- What the exercise asks:
Locate each line in the entries below that contains the string "autoscroll", and copy every such line in full.
--- Begin Data records ---
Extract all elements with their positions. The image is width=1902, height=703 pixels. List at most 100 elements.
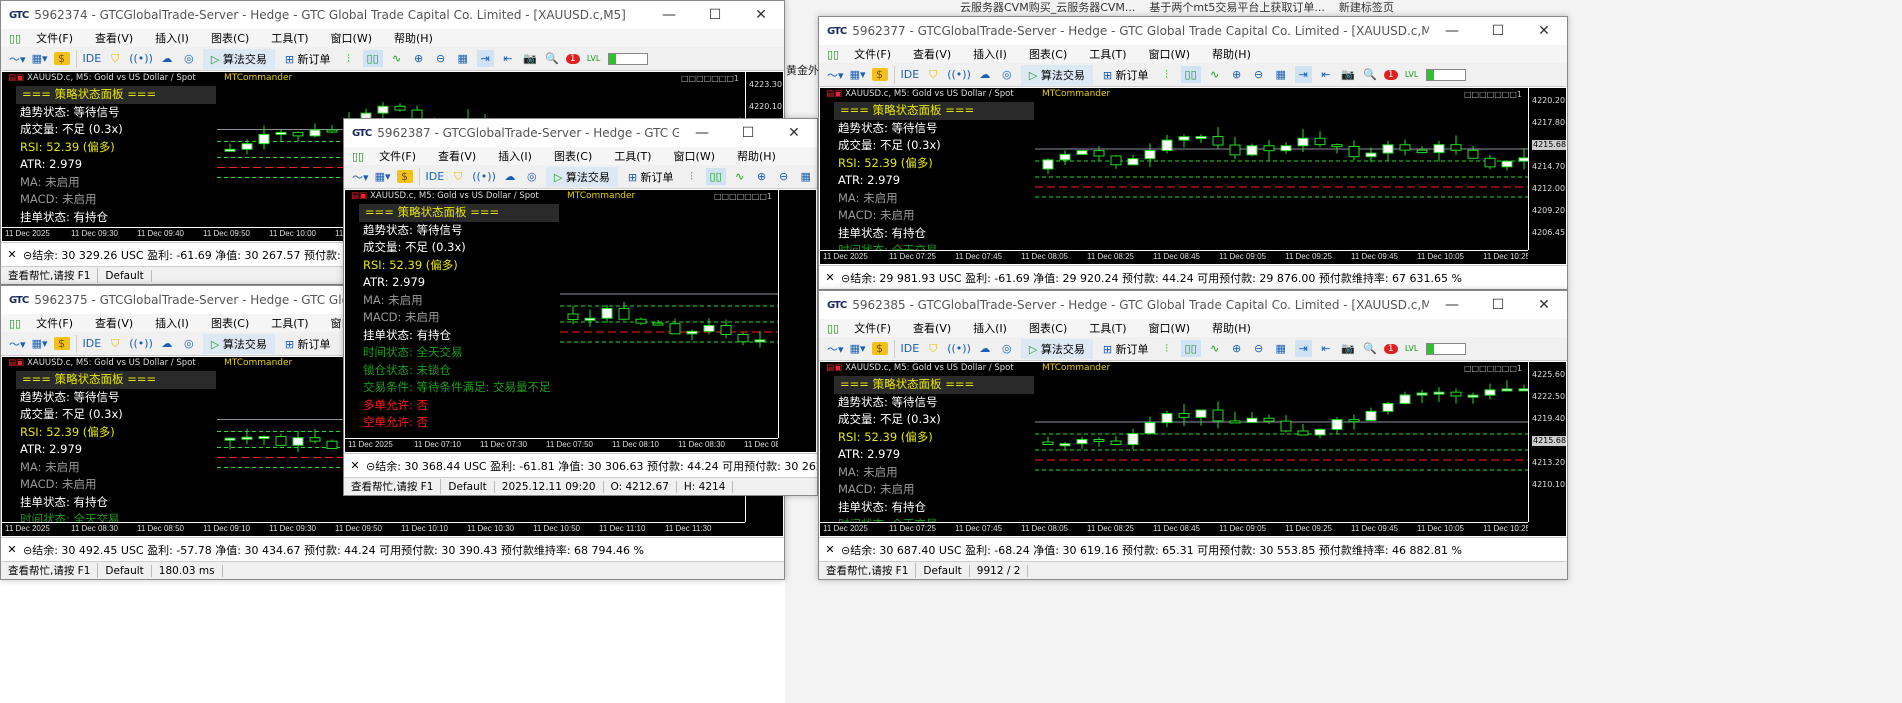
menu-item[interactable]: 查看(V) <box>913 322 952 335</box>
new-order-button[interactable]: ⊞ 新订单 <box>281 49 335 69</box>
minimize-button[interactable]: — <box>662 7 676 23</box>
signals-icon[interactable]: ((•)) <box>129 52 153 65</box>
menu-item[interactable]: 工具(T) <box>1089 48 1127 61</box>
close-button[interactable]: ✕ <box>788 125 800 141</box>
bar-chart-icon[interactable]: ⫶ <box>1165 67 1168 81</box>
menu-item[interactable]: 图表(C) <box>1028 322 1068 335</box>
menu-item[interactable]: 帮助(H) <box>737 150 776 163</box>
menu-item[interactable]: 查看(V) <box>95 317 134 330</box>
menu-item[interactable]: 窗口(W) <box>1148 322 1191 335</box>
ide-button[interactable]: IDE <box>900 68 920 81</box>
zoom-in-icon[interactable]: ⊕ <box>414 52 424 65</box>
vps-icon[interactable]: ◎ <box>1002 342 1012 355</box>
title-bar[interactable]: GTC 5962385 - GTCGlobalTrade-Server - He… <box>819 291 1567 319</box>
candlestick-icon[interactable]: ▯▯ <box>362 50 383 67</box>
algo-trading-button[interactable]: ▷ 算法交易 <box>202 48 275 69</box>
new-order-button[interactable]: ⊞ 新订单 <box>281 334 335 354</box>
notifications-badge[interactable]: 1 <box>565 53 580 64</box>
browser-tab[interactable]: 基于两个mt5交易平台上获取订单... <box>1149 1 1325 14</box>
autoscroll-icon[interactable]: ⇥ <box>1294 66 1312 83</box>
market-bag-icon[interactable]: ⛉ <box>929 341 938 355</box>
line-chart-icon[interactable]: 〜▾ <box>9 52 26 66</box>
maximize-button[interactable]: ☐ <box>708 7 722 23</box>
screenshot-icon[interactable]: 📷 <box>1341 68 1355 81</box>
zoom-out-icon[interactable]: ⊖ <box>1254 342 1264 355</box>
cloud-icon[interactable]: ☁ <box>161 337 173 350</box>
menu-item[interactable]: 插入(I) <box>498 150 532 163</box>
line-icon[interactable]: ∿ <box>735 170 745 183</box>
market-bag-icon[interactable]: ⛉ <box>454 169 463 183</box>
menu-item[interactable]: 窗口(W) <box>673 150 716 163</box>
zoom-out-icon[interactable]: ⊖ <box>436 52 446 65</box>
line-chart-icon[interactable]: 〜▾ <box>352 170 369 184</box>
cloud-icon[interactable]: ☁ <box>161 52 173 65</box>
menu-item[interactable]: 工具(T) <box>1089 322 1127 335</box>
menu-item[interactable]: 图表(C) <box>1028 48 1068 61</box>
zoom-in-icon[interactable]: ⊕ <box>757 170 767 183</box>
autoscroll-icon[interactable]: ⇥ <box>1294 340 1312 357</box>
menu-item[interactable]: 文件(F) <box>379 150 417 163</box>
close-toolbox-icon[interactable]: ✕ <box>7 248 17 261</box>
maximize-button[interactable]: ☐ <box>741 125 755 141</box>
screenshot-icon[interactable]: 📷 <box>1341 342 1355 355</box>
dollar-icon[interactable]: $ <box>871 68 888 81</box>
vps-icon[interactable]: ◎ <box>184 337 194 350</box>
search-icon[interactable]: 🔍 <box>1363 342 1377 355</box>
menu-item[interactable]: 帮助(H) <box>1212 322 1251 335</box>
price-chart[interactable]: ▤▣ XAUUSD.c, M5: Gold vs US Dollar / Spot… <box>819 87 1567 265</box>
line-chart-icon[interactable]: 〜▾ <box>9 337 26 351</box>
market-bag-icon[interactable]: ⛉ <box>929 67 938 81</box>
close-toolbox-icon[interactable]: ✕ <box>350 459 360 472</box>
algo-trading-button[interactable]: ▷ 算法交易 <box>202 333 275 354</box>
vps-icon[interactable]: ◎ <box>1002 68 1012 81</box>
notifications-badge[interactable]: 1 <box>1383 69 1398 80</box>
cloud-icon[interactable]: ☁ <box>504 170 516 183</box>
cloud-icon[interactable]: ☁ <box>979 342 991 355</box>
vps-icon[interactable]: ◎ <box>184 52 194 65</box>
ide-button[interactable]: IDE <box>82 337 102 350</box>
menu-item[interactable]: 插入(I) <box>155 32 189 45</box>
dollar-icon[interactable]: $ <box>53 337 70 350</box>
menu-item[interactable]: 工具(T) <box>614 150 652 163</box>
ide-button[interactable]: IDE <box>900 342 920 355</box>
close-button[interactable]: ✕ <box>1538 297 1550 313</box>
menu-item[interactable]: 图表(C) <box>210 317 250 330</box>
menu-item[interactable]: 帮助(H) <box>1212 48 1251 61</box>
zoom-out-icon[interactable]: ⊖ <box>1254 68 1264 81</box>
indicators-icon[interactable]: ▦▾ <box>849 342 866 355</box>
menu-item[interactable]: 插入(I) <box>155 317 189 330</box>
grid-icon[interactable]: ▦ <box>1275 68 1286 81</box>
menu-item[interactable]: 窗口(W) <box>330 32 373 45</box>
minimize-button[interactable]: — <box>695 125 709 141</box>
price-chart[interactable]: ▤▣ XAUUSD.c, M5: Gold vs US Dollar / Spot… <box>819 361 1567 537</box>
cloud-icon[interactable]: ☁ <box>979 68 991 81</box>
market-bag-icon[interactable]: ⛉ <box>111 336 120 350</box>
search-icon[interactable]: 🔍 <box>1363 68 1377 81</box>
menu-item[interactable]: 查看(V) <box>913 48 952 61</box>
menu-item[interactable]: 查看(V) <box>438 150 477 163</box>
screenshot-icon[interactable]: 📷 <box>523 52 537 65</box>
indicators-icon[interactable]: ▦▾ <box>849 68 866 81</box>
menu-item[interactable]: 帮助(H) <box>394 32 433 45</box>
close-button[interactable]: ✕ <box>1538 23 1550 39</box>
--- End Data records ---
- Response:
autoscroll-icon[interactable]: ⇥ <box>1294 66 1312 83</box>
autoscroll-icon[interactable]: ⇥ <box>1294 340 1312 357</box>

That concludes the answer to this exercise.